[Records from a dataset]
============================================================

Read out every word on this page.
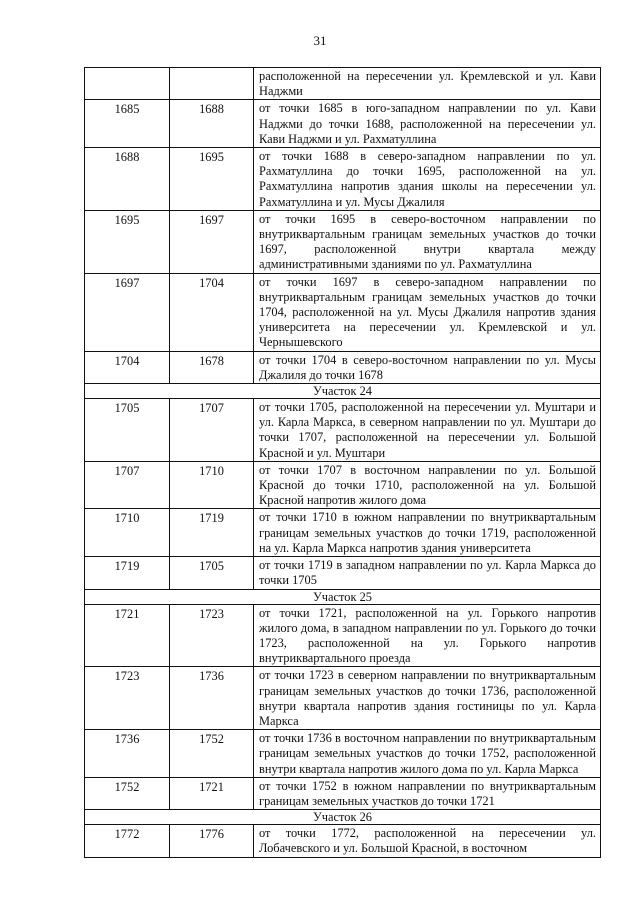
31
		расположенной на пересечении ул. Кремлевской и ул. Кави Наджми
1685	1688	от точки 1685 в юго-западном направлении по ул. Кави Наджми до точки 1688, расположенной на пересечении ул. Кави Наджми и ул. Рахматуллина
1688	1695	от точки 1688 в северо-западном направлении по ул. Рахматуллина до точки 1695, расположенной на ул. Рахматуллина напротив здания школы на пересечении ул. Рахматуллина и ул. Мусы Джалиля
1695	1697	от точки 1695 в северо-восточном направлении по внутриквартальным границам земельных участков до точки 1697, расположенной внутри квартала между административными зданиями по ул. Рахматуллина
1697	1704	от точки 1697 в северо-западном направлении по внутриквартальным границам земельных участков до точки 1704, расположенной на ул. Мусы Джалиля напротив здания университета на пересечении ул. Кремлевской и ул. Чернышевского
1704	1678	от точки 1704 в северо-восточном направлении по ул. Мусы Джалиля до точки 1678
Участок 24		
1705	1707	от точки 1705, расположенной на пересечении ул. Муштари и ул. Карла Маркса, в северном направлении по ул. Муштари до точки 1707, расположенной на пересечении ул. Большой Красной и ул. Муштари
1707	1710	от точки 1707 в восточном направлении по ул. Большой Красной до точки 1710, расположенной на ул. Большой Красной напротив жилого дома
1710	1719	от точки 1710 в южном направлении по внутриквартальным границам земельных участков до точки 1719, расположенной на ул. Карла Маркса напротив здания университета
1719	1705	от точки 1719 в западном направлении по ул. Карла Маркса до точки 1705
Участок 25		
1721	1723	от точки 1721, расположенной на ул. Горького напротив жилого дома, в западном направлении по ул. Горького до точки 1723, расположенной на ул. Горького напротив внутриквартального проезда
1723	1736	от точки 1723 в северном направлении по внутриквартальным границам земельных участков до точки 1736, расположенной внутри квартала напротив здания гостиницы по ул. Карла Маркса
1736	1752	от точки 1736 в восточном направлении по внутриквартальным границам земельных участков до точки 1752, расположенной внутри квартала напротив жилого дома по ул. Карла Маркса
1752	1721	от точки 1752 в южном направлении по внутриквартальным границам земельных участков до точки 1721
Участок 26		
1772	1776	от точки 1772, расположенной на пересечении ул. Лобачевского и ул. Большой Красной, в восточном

============================================================

Repeat the material verbatim. Do not carry over any picture.

### RESULT BELOW
Read out every word on this page.
31
		расположенной на пересечении ул. Кремлевской и ул. Кави Наджми
1685	1688	от точки 1685 в юго-западном направлении по ул. Кави Наджми до точки 1688, расположенной на пересечении ул. Кави Наджми и ул. Рахматуллина
1688	1695	от точки 1688 в северо-западном направлении по ул. Рахматуллина до точки 1695, расположенной на ул. Рахматуллина напротив здания школы на пересечении ул. Рахматуллина и ул. Мусы Джалиля
1695	1697	от точки 1695 в северо-восточном направлении по внутриквартальным границам земельных участков до точки 1697, расположенной внутри квартала между административными зданиями по ул. Рахматуллина
1697	1704	от точки 1697 в северо-западном направлении по внутриквартальным границам земельных участков до точки 1704, расположенной на ул. Мусы Джалиля напротив здания университета на пересечении ул. Кремлевской и ул. Чернышевского
1704	1678	от точки 1704 в северо-восточном направлении по ул. Мусы Джалиля до точки 1678
Участок 24		
1705	1707	от точки 1705, расположенной на пересечении ул. Муштари и ул. Карла Маркса, в северном направлении по ул. Муштари до точки 1707, расположенной на пересечении ул. Большой Красной и ул. Муштари
1707	1710	от точки 1707 в восточном направлении по ул. Большой Красной до точки 1710, расположенной на ул. Большой Красной напротив жилого дома
1710	1719	от точки 1710 в южном направлении по внутриквартальным границам земельных участков до точки 1719, расположенной на ул. Карла Маркса напротив здания университета
1719	1705	от точки 1719 в западном направлении по ул. Карла Маркса до точки 1705
Участок 25		
1721	1723	от точки 1721, расположенной на ул. Горького напротив жилого дома, в западном направлении по ул. Горького до точки 1723, расположенной на ул. Горького напротив внутриквартального проезда
1723	1736	от точки 1723 в северном направлении по внутриквартальным границам земельных участков до точки 1736, расположенной внутри квартала напротив здания гостиницы по ул. Карла Маркса
1736	1752	от точки 1736 в восточном направлении по внутриквартальным границам земельных участков до точки 1752, расположенной внутри квартала напротив жилого дома по ул. Карла Маркса
1752	1721	от точки 1752 в южном направлении по внутриквартальным границам земельных участков до точки 1721
Участок 26		
1772	1776	от точки 1772, расположенной на пересечении ул. Лобачевского и ул. Большой Красной, в восточном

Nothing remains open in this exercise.